* START Listing *
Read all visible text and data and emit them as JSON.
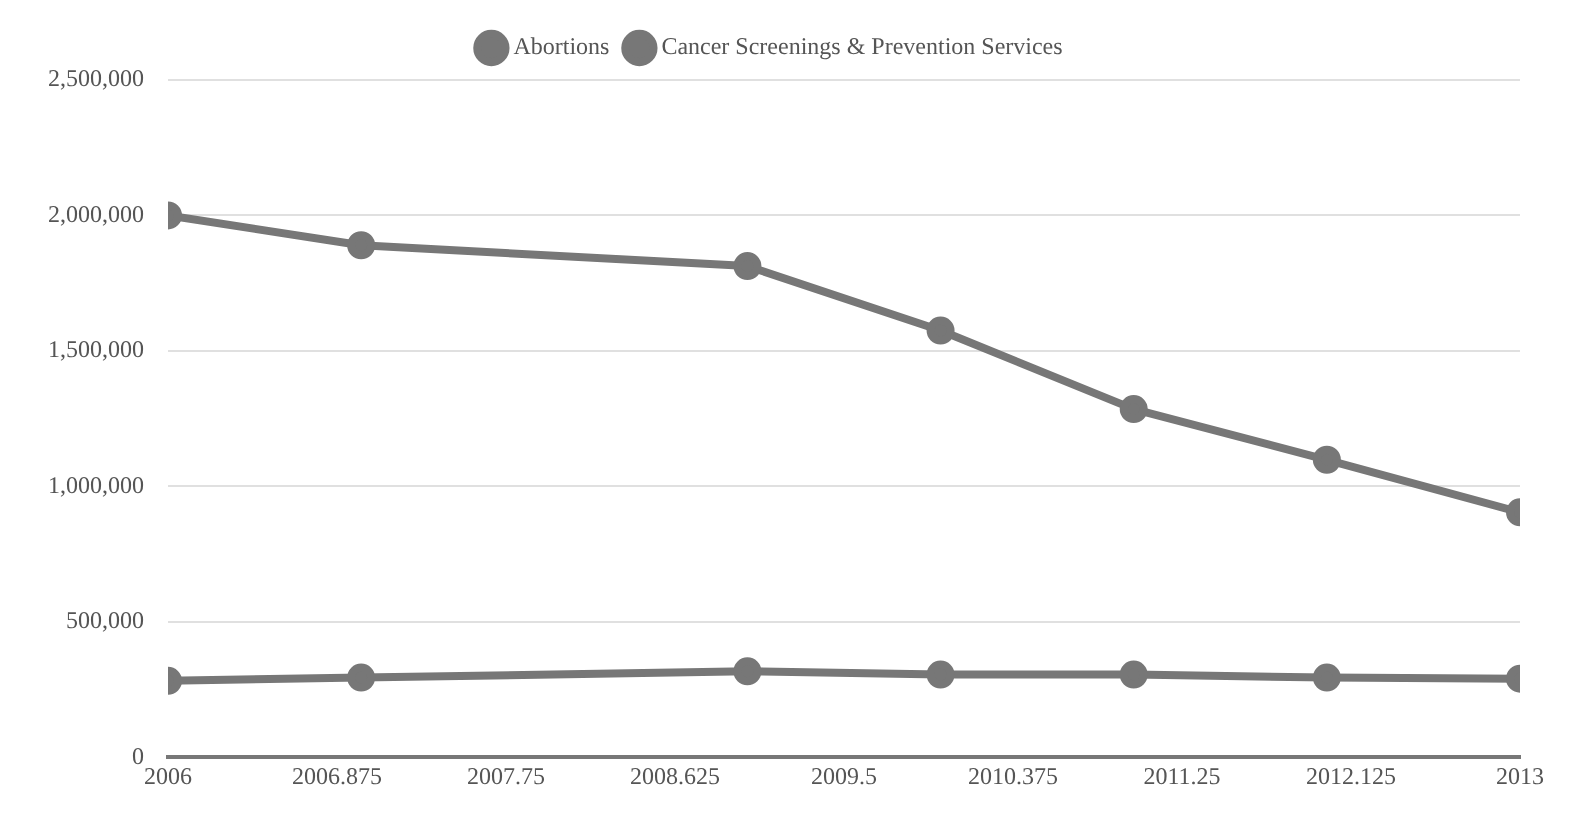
{
  "chart_data": {
    "type": "line",
    "x": [
      2006,
      2007,
      2009,
      2010,
      2011,
      2012,
      2013
    ],
    "series": [
      {
        "name": "Abortions",
        "color": "#777777",
        "values": [
          282000,
          294000,
          317000,
          305000,
          305000,
          294000,
          290000
        ]
      },
      {
        "name": "Cancer Screenings & Prevention Services",
        "color": "#777777",
        "values": [
          2000000,
          1890000,
          1813000,
          1575000,
          1285000,
          1098000,
          904000
        ]
      }
    ],
    "xlim": [
      2006,
      2013
    ],
    "xticks": [
      2006,
      2006.875,
      2007.75,
      2008.625,
      2009.5,
      2010.375,
      2011.25,
      2012.125,
      2013
    ],
    "ylim": [
      0,
      2500000
    ],
    "yticks": [
      {
        "value": 0,
        "label": "0"
      },
      {
        "value": 500000,
        "label": "500,000"
      },
      {
        "value": 1000000,
        "label": "1,000,000"
      },
      {
        "value": 1500000,
        "label": "1,500,000"
      },
      {
        "value": 2000000,
        "label": "2,000,000"
      },
      {
        "value": 2500000,
        "label": "2,500,000"
      }
    ],
    "grid": "y",
    "legend": "top",
    "marker": "circle",
    "line_style": "solid"
  }
}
* END Listing *
• _Set exercise_
From the entries above, extract every line where the word "label" appears.

• _Answer to the exercise_
        "label": "0"
        "label": "500,000"
        "label": "1,000,000"
        "label": "1,500,000"
        "label": "2,000,000"
        "label": "2,500,000"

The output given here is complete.